# PROBLEM DESCRIPTION
Which encoding methods does the text below on attacks against AI systems list as a common attack technique?

# SOURCE TEXT

Segment Open

Why it matters now. Current chatbot-only systems have limited damage potential: they might leak information or generate harmful text. Agentic systems with real-world capabilities (database writes, email, code execution, embodied robots) face the same vulnerability but with potentially catastrophic consequences. “If we can’t trust chatbots to be secure, how can we trust agents to manage our finances?”

Common attack techniques:

  • Story/persona wrapping (“my grandmother was a munitions engineer…”)
  • Typos and obfuscation (model understands bac ant = Bacillus anthracis; safety filter does not)
  • Encoding (Base64, ROT13, Spanish translation — still fools safety systems as of recording)
  • Indirect injection via third-party content (malicious website → AI coding agent injects virus into codebase)

Segment Closed

# MATERIAL PROVIDED

Segment Open

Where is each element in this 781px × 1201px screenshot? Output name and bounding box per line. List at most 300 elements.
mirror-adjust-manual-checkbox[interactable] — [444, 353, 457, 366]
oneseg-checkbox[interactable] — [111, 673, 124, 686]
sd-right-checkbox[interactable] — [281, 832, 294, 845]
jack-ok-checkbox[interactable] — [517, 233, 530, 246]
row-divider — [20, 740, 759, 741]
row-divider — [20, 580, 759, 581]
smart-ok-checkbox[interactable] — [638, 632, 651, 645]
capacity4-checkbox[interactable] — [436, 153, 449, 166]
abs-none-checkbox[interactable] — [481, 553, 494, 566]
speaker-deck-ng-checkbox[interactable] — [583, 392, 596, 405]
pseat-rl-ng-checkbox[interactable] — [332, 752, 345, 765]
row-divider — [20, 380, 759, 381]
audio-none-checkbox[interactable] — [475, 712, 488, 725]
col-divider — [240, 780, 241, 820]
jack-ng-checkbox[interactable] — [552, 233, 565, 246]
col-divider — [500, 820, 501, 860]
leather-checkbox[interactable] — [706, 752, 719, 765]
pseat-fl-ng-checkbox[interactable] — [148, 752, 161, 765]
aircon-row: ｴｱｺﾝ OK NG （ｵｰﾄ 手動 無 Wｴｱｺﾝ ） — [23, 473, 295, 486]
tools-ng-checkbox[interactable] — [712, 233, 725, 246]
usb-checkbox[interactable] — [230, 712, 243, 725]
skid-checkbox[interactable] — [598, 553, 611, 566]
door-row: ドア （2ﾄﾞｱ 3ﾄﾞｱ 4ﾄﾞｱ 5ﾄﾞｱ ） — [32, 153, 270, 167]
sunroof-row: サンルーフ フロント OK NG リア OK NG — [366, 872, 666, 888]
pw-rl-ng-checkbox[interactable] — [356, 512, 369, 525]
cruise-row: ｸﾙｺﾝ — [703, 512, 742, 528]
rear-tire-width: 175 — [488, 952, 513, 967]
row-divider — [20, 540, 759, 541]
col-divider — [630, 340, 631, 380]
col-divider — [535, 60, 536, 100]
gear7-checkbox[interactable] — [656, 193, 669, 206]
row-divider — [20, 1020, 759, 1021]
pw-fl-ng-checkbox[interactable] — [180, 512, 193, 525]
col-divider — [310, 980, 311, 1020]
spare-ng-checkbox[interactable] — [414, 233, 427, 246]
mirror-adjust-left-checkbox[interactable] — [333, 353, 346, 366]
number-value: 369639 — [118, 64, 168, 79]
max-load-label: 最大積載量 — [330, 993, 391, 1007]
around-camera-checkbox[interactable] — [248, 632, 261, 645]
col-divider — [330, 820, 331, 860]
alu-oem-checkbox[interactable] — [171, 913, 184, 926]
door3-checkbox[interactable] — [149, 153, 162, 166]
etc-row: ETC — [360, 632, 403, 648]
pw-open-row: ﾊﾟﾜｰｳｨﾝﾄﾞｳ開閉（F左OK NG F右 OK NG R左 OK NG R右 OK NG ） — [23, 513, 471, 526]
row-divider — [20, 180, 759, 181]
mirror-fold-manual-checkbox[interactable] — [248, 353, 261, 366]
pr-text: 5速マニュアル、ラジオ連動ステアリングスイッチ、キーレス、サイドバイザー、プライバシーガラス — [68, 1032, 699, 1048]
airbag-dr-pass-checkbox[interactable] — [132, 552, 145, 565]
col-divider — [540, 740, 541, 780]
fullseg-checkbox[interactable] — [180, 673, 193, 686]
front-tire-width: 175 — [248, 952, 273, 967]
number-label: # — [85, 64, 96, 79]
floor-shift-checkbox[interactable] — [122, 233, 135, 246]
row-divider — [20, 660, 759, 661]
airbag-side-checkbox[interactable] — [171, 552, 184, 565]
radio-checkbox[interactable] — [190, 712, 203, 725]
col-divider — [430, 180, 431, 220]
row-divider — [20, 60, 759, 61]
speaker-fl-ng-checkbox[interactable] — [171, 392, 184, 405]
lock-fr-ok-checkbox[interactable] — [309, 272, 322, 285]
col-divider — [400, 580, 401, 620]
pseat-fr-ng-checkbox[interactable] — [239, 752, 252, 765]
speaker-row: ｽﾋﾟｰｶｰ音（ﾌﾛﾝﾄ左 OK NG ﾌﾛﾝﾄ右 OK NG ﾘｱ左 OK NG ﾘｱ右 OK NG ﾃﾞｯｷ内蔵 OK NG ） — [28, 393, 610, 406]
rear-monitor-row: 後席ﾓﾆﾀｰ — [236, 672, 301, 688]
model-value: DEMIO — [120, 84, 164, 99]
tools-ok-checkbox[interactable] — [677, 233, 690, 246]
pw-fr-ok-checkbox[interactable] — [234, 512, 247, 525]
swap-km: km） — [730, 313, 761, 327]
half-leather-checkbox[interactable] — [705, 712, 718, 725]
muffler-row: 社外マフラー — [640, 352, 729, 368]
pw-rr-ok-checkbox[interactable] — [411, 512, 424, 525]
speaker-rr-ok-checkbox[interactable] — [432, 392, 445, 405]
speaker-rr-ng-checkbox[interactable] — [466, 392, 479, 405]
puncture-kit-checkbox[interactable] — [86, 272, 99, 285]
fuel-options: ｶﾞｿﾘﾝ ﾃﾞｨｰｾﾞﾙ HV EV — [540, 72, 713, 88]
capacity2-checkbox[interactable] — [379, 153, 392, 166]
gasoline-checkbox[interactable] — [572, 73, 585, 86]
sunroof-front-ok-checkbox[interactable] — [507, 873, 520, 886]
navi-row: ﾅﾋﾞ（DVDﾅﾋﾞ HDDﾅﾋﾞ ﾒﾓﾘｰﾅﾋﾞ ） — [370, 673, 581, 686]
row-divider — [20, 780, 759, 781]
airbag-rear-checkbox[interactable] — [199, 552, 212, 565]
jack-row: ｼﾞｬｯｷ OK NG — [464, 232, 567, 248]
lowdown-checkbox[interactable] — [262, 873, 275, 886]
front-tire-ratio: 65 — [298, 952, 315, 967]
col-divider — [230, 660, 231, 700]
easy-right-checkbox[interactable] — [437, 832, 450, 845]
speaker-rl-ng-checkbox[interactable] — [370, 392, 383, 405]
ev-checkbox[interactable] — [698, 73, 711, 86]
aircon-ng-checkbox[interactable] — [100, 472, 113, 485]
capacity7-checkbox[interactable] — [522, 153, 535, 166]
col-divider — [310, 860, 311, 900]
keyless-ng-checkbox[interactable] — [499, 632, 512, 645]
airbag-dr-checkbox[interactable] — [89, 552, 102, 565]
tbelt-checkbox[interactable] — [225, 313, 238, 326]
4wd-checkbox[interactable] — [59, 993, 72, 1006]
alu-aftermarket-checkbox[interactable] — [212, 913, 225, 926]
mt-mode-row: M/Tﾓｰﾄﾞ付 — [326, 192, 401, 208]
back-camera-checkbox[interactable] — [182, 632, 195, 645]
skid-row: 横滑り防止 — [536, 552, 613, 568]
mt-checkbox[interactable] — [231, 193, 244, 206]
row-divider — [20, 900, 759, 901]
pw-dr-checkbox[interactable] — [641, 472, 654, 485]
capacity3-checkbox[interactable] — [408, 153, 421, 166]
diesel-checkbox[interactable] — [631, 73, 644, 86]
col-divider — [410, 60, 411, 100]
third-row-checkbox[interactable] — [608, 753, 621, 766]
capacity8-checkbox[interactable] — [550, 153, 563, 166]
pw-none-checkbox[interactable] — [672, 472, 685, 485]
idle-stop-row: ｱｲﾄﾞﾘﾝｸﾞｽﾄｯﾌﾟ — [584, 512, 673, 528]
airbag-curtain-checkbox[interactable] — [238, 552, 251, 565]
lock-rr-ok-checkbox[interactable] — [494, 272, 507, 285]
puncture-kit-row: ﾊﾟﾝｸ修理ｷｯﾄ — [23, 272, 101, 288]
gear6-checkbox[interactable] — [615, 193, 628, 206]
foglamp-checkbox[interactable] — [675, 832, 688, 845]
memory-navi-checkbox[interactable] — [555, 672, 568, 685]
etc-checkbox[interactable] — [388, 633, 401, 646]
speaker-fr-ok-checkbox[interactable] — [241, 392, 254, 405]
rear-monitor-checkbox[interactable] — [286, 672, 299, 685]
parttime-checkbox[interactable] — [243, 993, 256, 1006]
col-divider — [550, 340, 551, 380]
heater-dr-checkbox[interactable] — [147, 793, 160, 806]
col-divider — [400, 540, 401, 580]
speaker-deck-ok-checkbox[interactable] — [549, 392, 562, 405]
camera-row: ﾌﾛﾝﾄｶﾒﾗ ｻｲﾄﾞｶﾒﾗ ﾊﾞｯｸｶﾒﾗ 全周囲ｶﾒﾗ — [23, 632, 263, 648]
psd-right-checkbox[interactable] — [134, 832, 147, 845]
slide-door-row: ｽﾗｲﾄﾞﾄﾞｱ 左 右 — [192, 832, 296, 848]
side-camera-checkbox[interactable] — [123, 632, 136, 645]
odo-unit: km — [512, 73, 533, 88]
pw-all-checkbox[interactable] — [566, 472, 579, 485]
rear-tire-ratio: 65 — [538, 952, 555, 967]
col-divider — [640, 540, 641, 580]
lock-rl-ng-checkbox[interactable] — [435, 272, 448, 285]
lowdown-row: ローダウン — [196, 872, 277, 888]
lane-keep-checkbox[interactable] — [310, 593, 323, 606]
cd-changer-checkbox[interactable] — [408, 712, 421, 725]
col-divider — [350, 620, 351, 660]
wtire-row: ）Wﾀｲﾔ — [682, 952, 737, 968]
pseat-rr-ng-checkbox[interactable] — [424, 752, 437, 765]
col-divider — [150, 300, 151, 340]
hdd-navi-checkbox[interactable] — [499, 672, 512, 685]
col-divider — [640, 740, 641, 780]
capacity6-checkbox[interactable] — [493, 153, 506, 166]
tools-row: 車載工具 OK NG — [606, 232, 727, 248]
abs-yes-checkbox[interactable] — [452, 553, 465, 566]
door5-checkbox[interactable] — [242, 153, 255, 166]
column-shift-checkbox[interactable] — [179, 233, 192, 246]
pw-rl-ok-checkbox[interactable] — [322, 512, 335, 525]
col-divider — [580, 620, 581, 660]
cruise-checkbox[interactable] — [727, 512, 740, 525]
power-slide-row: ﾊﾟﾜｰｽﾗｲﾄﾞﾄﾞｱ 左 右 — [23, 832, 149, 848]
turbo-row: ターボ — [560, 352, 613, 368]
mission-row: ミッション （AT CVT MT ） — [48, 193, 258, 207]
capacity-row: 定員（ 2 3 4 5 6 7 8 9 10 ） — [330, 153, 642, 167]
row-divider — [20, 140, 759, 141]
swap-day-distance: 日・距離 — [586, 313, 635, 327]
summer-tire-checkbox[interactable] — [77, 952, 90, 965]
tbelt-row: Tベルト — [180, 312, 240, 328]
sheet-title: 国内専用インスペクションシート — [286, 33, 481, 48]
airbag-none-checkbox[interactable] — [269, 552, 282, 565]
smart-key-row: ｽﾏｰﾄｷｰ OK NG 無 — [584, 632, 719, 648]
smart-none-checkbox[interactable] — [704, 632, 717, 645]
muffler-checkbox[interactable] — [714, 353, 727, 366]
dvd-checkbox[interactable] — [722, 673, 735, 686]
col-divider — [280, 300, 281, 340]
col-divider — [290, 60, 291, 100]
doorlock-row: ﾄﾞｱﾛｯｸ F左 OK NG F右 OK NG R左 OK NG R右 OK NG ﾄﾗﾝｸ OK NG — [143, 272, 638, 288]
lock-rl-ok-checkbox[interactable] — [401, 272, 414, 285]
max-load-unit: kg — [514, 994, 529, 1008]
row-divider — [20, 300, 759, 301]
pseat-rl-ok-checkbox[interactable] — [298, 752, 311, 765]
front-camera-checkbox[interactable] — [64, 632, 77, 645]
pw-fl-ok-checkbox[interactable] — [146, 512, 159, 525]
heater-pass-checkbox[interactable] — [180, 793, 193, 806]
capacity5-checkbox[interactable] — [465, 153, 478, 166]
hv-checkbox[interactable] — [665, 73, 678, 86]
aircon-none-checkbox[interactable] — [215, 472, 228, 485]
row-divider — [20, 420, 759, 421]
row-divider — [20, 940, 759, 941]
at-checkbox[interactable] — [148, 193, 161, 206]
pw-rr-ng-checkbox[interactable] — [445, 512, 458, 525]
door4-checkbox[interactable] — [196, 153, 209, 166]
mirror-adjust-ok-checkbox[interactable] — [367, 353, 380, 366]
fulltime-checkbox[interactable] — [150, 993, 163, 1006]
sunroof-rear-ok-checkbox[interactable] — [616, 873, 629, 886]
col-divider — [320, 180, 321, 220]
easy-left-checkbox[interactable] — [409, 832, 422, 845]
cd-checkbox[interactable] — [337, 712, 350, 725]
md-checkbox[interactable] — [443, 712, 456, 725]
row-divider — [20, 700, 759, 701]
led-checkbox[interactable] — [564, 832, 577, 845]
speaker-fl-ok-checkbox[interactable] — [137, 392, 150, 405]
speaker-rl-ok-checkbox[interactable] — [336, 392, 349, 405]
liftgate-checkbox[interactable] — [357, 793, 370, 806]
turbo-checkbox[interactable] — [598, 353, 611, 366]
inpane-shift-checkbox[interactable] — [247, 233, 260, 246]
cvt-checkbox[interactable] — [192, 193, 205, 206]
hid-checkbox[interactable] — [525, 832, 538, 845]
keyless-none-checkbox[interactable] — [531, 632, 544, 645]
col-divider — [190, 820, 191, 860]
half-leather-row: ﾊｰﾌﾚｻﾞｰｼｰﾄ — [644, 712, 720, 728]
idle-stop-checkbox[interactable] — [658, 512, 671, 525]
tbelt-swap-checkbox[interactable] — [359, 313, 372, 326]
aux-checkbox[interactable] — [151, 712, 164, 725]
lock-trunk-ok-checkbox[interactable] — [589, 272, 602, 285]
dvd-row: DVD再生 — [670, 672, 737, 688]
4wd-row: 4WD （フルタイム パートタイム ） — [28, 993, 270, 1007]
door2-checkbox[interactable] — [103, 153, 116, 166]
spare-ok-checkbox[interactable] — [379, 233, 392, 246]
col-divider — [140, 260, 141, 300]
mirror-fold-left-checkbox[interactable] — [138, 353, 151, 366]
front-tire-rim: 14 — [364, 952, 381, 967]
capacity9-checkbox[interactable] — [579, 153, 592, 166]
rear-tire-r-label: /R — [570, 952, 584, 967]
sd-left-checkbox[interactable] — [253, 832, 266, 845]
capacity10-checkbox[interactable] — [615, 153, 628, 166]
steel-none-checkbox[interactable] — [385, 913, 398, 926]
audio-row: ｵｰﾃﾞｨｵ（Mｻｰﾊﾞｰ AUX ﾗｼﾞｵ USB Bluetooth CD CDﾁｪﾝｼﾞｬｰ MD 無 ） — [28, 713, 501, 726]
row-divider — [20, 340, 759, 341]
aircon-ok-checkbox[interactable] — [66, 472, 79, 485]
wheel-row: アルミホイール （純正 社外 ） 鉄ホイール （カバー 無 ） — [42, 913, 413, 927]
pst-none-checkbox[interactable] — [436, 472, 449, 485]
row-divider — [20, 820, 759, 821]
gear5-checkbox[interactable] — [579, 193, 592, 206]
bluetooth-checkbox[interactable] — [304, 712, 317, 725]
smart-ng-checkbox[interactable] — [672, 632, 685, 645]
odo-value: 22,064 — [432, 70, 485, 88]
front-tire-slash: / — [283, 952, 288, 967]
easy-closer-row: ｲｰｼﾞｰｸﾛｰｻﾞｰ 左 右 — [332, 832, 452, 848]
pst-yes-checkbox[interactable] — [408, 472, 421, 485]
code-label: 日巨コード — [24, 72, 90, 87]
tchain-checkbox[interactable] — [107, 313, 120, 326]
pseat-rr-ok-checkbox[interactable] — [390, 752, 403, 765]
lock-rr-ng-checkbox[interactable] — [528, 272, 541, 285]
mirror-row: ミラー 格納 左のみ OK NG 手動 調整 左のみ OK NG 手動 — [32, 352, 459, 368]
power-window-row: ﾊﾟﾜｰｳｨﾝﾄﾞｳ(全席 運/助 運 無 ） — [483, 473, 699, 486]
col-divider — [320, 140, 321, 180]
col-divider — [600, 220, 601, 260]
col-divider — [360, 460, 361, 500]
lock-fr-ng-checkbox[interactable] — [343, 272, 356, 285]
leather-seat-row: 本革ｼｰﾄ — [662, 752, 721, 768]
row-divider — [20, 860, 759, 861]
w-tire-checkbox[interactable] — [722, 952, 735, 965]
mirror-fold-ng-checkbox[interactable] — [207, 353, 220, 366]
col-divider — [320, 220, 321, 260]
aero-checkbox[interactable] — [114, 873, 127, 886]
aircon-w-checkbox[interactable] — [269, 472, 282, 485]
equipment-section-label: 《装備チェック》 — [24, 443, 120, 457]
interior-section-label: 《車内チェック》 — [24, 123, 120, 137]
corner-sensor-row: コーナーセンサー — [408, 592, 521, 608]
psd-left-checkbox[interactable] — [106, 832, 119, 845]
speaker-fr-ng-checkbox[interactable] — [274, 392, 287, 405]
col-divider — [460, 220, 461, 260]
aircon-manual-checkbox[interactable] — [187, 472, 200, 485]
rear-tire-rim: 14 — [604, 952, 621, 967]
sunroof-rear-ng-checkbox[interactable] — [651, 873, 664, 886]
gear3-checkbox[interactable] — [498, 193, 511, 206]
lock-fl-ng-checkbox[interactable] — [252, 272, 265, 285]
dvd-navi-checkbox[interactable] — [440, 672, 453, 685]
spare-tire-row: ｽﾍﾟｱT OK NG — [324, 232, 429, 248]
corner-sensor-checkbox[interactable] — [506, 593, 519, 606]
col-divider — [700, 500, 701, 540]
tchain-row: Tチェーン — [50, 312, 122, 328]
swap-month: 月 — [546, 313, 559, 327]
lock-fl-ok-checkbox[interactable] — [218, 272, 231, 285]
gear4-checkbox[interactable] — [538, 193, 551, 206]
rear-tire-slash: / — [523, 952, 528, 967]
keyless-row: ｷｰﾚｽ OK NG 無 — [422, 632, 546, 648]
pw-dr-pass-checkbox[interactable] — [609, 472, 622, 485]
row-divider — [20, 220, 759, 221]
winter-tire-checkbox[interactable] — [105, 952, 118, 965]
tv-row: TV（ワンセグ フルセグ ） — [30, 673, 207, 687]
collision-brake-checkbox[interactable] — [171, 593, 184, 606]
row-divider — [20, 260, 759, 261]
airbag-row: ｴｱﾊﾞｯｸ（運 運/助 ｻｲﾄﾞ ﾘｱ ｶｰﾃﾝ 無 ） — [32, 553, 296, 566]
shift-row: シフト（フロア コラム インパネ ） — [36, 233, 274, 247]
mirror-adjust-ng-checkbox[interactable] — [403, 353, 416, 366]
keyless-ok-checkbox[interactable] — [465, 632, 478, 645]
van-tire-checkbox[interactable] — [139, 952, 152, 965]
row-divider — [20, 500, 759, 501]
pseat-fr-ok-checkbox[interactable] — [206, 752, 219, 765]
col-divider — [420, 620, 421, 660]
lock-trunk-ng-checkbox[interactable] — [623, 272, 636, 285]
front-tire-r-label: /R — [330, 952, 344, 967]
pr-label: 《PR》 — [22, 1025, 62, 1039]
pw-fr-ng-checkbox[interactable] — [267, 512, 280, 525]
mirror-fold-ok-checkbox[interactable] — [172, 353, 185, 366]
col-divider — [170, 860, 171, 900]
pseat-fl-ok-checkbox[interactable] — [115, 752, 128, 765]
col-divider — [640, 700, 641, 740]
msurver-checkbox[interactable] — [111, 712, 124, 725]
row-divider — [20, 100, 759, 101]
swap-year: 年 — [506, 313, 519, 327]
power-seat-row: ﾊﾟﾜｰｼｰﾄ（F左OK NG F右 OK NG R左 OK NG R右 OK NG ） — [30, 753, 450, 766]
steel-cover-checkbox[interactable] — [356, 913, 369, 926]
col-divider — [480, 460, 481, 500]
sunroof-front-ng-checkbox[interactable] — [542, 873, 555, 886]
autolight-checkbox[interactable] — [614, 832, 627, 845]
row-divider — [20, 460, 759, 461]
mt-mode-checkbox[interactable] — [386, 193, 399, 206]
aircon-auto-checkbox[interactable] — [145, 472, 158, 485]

Segment Closed

# ANSWER TO THIS PROBLEM
Base64, ROT13, and Spanish translation.